**WHAT IS REQUIRED:** Your task is to copy every line of the entries that contains "Dollar".

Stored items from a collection

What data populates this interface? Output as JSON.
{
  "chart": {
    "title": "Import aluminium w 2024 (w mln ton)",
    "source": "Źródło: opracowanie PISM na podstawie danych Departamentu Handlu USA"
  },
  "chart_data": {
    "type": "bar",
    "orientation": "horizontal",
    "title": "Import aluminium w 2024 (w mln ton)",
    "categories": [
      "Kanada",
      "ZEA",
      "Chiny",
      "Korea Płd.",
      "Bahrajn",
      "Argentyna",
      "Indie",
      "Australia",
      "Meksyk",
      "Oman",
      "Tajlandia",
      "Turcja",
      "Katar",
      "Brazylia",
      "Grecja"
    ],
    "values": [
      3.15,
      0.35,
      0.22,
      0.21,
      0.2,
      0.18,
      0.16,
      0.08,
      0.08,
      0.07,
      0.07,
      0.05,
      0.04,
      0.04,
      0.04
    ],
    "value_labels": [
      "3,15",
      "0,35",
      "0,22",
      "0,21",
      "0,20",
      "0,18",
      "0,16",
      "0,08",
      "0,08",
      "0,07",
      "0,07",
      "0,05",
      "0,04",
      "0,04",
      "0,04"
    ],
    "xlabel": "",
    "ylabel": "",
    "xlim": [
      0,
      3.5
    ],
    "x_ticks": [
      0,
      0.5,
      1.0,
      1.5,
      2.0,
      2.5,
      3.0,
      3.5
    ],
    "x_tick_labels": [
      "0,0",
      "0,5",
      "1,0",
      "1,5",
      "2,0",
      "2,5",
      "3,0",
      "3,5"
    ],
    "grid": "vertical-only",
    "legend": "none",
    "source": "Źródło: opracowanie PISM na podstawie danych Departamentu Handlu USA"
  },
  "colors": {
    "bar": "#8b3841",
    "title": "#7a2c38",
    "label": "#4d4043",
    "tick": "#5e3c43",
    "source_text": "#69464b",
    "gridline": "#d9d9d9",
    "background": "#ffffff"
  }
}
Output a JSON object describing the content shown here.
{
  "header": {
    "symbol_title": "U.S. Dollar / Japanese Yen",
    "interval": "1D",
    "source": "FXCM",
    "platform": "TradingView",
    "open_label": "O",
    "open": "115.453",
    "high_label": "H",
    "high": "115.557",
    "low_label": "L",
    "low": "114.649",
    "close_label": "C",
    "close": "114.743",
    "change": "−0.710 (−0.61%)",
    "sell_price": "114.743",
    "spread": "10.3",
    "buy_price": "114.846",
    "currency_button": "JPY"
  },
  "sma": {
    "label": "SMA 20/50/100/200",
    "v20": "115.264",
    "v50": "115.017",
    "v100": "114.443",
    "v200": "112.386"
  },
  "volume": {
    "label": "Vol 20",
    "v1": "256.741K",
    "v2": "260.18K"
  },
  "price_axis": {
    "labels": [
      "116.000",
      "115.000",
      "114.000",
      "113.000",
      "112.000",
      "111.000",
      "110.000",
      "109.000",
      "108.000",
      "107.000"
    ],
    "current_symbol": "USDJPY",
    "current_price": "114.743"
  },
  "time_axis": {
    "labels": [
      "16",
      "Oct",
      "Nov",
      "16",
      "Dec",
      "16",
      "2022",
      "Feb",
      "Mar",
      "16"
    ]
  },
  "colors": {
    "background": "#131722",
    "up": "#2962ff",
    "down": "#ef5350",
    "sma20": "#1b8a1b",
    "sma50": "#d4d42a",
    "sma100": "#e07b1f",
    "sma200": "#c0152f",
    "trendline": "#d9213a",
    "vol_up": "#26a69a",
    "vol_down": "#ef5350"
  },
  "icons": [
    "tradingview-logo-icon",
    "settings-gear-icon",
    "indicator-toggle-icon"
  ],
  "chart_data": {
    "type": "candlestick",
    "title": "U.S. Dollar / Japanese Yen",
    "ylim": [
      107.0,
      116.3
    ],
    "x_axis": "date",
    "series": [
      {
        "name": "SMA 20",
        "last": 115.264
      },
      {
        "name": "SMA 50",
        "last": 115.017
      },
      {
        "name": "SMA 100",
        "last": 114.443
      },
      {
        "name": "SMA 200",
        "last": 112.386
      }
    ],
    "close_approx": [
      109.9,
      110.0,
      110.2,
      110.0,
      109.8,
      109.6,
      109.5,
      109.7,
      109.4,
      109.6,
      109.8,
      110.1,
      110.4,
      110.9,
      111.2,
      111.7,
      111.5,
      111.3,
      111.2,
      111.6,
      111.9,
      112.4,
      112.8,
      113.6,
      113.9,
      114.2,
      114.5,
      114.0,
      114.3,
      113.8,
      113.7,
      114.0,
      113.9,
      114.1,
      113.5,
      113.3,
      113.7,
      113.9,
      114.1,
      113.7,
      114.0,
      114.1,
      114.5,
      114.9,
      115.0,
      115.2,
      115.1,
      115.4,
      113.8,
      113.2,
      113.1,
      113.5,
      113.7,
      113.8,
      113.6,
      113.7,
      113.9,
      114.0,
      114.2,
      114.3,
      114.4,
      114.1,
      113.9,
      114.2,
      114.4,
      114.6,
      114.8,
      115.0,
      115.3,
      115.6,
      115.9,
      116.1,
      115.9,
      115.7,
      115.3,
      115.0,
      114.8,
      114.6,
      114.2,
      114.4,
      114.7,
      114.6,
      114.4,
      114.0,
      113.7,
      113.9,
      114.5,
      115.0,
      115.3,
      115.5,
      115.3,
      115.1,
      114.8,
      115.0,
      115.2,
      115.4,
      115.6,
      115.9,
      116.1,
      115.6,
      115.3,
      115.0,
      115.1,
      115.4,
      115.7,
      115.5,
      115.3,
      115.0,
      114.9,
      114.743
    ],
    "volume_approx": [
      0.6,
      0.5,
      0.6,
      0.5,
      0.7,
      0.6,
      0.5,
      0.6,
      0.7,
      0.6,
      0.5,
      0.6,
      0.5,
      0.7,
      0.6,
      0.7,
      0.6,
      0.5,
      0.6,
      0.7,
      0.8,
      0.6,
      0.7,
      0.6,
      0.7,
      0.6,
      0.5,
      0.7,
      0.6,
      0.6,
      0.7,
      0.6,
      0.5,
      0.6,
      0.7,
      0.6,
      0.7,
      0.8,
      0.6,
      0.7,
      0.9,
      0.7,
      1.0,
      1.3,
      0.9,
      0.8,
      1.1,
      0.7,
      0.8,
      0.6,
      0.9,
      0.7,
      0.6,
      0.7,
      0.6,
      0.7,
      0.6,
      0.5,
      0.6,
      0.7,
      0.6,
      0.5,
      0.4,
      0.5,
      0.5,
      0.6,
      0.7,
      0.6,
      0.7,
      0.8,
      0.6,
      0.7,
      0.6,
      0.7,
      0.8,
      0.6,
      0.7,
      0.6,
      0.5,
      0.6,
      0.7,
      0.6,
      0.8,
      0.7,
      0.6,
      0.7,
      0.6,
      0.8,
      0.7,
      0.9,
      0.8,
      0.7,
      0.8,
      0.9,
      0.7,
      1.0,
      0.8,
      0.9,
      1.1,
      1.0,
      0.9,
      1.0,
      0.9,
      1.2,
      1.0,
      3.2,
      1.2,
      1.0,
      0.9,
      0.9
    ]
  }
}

**WRITTEN RESPONSE:**
    "symbol_title": "U.S. Dollar / Japanese Yen",
    "title": "U.S. Dollar / Japanese Yen",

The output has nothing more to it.